#### TASK GOAL:
Using the material below, copy every line where "time" appears.

## Begin PROVIDED RECORDS

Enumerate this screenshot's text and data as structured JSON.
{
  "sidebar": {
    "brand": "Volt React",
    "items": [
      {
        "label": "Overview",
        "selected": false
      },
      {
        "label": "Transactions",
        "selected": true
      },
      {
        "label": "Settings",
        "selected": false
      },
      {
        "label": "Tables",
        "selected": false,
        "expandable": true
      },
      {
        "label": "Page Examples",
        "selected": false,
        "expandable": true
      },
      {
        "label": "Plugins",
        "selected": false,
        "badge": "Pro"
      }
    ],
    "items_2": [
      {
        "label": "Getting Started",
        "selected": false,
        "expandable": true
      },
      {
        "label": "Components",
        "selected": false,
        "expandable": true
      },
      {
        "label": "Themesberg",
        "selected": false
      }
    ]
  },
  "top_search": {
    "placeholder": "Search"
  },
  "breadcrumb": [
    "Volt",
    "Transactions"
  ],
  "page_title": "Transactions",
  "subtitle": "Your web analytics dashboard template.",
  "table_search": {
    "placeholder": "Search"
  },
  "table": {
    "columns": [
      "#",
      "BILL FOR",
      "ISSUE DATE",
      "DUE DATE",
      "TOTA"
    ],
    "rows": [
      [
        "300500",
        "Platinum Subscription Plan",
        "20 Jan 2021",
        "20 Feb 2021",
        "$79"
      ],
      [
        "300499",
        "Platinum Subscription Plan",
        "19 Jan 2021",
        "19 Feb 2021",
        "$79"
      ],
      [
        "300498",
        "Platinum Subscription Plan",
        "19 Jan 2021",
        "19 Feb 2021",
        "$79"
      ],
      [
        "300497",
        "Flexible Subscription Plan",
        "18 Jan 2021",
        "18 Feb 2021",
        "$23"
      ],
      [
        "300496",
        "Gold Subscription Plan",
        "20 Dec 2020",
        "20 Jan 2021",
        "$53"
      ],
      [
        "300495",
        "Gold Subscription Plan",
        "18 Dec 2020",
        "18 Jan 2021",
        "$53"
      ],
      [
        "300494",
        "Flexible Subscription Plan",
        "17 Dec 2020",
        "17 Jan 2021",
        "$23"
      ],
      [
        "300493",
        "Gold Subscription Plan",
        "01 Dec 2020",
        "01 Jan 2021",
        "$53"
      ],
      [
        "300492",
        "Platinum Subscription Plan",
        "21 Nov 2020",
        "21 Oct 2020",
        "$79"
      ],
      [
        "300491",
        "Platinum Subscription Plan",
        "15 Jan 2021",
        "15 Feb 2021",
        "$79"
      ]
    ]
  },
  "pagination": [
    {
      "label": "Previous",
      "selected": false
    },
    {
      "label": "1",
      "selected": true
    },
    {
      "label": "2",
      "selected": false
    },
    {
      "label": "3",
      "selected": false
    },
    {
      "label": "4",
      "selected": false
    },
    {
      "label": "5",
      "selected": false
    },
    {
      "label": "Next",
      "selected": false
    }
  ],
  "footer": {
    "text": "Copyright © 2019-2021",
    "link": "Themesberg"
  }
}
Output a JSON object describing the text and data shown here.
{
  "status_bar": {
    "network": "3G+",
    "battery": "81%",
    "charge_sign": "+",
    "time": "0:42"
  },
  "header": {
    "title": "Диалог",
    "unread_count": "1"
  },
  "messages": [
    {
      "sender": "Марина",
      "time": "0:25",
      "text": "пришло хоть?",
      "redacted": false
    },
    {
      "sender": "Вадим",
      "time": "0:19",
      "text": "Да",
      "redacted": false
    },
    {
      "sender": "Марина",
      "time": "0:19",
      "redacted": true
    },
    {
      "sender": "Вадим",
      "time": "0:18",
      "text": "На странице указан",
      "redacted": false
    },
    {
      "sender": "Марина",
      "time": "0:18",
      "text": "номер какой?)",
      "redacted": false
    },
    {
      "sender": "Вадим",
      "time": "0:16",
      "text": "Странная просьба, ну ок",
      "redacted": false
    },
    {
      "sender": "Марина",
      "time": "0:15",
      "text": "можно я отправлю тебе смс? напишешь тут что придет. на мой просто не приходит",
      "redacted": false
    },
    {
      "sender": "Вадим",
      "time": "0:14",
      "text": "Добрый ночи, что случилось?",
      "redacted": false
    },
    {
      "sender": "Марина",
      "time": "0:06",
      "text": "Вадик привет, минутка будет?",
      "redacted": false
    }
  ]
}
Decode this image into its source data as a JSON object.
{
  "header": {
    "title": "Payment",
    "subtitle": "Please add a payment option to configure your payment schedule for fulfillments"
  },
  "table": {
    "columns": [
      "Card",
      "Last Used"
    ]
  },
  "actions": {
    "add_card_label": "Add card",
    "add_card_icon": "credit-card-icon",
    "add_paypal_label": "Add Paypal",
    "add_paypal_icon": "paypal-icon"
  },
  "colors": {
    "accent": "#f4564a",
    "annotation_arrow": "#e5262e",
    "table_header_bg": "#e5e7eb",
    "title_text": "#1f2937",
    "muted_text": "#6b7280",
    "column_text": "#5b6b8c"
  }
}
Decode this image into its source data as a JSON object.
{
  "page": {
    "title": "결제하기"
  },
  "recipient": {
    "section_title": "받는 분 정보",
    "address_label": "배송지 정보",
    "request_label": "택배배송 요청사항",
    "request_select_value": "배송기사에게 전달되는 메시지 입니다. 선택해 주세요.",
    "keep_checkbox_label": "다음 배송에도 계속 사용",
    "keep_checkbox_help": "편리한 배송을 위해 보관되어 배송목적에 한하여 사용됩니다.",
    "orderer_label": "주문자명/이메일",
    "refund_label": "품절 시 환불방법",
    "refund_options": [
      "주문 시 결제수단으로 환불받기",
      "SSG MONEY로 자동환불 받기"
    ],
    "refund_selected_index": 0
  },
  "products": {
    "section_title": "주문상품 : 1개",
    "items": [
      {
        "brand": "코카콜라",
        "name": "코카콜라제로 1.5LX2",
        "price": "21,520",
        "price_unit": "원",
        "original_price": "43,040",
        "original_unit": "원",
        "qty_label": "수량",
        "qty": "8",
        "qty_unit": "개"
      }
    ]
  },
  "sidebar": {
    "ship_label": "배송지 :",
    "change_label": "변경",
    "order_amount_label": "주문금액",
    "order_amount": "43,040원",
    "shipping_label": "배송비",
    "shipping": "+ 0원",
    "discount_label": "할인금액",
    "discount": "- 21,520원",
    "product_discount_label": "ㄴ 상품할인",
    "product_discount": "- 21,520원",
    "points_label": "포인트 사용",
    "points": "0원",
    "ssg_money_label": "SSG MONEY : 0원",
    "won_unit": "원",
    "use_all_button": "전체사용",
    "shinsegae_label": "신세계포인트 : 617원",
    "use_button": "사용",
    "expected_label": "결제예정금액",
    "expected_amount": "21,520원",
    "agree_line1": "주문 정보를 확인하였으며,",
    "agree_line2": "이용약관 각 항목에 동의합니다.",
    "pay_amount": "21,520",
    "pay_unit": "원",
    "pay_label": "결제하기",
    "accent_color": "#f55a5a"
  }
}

## End PROVIDED RECORDS

#### FINISHED EXERCISE:
    "time": "0:42"
      "time": "0:25",
      "time": "0:19",
      "time": "0:19",
      "time": "0:18",
      "time": "0:18",
      "time": "0:16",
      "time": "0:15",
      "time": "0:14",
      "time": "0:06",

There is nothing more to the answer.